## DIRECTIONS
Print the passage from the post about potholes word for word, starting with "You see, what" and going on through "the Grand Canyon.".

## EXERCISE TEXT

══════════════════════════════

March Madness

Pictured: A crowd of onlookers peers into a pothole on Western Ave, Augusta
Pictured: A crowd of onlookers peers into a pothole on Western Ave, Augusta

I want to talk for a minute about something that captures a lot of attention and hawk-like focus during the month of March, especially around these parts.

Something that’s pleasing to succeed at, but gut-wrenching if you don’t get it right. And it’s not just the men who pay close attention to it; everyone does. Teenagers through septuagenarians,  guys and girls of all ages and backgrounds.

I’m not referring to the NCAA basketball tournament. I’m talking about the REAL March madness: the spring thaw. More specifically? Potholes.

(Now that I’ve written it, that was a really crappy analogy, but I digress.)

As it turns out, winter isn’t the only weather learning curve I’ve got coming to me in Maine. No sirree! The average temperature feels like it’s raising ever so slightly and steadily, the sun is staying in the sky for a little longer each day thanks to what felt like a premature start to daylight savings, and the enormous snowbanks I’ve grown used to over the past three months have started to recede a lot quicker and more noticeably.

So as some stupid kid from Australia who’s spent three months nervously edging his way across frozen parking lots and front yards, this has gotta be good news, right?

WRONG, I SAY.

You see, what I didn’t anticipate or know anything about is how roads react to such changing climates. Don’t get me wrong: coworkers had mentioned it to me a handful of times over the winter as they drove me to work. But experiencing it from behind the wheel is a whole other barrel of laughs. And by laughs, I mean pained grimaces akin to having a tooth removed. Through my eye socket. I turned a corner off Augusta’s main drag just an hour ago and literally said “Jesus Christ, that thing is fucking RIDICULOUS.” I thought I’d driven nose-first into the Grand Canyon.

══════════════════════════════

## DATASET EXCERPTS
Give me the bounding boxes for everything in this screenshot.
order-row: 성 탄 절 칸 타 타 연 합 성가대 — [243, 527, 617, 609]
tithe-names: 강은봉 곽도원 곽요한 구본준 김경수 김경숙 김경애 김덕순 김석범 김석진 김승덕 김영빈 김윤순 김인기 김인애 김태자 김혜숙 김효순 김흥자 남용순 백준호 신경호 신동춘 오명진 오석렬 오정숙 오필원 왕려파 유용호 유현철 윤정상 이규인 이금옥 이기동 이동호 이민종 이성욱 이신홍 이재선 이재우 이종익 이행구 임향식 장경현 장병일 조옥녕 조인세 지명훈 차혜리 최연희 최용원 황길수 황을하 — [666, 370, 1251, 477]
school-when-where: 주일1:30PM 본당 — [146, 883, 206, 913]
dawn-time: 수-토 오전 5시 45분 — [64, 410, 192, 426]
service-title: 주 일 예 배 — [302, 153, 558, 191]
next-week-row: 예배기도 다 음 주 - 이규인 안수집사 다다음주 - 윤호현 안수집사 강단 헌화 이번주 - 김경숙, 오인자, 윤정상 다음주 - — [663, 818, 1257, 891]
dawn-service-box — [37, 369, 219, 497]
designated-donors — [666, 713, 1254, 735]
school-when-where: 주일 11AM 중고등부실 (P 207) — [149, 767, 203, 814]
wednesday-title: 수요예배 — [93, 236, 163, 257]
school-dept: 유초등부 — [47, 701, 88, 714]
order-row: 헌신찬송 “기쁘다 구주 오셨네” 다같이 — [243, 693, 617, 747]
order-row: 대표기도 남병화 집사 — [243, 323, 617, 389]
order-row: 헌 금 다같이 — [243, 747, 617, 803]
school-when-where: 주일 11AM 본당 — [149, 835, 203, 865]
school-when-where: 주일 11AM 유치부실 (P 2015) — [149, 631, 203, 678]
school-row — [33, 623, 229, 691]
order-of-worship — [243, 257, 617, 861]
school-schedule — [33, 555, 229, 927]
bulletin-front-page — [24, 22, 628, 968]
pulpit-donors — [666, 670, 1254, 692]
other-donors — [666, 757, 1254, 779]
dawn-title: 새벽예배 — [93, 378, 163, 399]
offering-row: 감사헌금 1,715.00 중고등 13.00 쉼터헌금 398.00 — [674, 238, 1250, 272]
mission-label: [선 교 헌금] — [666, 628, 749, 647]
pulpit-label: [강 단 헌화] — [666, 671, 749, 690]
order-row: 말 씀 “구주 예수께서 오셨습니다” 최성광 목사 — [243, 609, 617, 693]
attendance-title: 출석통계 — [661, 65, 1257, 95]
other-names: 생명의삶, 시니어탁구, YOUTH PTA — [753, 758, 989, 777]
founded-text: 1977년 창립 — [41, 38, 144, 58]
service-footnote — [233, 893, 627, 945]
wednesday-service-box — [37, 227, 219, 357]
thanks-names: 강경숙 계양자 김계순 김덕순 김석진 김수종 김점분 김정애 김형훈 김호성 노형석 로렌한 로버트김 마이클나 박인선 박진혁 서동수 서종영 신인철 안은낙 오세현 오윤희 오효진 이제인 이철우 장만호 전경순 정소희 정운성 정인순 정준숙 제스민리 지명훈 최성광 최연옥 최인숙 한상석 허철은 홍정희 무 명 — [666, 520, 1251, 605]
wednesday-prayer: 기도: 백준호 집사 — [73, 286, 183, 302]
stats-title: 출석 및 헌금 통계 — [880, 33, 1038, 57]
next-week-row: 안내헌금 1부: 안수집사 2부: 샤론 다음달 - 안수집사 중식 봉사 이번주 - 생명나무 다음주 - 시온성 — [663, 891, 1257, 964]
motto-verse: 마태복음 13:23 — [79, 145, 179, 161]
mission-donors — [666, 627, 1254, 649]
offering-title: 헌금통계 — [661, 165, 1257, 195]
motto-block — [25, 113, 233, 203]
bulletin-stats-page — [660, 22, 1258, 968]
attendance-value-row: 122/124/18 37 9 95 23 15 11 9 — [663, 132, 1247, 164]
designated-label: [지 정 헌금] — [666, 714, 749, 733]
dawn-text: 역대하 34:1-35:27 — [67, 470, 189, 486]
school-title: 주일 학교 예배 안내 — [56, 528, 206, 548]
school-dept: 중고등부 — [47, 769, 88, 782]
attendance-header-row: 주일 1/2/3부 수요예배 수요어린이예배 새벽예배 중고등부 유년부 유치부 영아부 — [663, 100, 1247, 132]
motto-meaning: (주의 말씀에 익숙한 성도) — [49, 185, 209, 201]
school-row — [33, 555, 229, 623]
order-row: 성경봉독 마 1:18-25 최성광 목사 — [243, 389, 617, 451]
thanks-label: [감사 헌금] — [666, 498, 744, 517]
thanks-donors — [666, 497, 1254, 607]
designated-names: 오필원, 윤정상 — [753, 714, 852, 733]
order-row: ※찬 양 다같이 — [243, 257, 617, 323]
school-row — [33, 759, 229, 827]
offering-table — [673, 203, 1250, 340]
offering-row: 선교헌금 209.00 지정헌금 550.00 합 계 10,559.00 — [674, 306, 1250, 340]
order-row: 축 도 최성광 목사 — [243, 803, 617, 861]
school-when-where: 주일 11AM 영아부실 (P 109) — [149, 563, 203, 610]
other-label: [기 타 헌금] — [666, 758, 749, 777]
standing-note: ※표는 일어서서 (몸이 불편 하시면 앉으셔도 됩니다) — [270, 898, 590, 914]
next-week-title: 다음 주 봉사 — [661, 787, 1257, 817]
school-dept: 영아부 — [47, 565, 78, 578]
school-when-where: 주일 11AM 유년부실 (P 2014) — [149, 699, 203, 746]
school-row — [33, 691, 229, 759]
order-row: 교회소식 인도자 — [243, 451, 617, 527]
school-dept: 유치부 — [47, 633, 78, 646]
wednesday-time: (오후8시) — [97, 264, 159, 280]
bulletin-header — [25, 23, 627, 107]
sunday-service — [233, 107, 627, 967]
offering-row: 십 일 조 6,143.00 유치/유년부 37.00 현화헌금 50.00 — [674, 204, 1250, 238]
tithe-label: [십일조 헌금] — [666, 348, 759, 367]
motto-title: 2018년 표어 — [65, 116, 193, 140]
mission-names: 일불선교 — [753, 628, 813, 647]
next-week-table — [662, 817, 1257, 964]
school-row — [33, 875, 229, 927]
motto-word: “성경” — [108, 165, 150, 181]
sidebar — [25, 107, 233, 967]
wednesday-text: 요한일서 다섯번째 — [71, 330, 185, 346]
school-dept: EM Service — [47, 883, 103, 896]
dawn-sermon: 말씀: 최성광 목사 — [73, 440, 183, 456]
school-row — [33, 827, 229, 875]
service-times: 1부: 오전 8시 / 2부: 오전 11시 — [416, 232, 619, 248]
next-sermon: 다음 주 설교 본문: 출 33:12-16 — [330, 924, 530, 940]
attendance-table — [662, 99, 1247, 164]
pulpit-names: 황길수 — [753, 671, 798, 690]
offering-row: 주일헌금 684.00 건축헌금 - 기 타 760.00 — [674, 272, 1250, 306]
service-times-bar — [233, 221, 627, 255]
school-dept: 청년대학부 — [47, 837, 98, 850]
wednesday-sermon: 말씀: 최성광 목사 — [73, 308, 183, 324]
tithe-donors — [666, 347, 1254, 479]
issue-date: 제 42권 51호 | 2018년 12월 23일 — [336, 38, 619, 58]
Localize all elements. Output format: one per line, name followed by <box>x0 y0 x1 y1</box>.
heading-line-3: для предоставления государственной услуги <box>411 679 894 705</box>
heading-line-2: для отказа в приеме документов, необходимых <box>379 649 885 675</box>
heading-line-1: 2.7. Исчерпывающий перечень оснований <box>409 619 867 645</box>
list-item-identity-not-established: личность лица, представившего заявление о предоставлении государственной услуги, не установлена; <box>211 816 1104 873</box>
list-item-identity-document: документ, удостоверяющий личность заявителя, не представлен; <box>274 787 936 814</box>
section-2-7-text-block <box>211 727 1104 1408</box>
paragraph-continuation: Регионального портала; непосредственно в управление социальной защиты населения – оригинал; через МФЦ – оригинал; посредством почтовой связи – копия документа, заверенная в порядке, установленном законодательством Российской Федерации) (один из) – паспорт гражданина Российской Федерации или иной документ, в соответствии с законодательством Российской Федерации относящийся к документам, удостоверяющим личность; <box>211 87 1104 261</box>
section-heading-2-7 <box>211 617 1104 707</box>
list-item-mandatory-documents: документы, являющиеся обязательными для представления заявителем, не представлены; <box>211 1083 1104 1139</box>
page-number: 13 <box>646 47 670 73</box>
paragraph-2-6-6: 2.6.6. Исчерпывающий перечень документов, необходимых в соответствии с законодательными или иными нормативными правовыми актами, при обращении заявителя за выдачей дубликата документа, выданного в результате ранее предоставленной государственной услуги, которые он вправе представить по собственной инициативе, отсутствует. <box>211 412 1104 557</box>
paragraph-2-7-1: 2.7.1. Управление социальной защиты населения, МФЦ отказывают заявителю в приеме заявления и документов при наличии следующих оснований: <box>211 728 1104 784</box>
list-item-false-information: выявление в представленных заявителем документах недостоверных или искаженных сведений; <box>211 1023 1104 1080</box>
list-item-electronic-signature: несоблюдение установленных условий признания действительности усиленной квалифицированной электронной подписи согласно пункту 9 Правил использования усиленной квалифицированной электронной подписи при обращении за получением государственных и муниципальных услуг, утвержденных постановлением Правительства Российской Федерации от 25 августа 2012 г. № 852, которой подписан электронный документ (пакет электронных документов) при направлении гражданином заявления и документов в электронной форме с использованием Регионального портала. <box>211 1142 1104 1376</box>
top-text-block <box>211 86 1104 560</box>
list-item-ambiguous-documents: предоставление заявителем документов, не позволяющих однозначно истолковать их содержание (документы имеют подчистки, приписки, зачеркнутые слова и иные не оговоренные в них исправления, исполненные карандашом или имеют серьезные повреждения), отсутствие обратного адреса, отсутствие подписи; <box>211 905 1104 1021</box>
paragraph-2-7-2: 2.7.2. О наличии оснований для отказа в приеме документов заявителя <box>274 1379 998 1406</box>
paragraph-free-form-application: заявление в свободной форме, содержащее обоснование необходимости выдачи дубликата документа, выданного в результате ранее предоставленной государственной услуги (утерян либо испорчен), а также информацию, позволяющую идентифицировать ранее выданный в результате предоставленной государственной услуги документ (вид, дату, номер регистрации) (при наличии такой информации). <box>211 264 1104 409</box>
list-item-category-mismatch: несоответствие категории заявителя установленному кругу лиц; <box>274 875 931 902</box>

══════════════════════════════

## SOLUTION TO THIS PROBLEM
You see, what I didn’t anticipate or know anything about is how roads react to such changing climates. Don’t get me wrong: coworkers had mentioned it to me a handful of times over the winter as they drove me to work. But experiencing it from behind the wheel is a whole other barrel of laughs. And by laughs, I mean pained grimaces akin to having a tooth removed. Through my eye socket. I turned a corner off Augusta’s main drag just an hour ago and literally said “Jesus Christ, that thing is fucking RIDICULOUS.” I thought I’d driven nose-first into the Grand Canyon.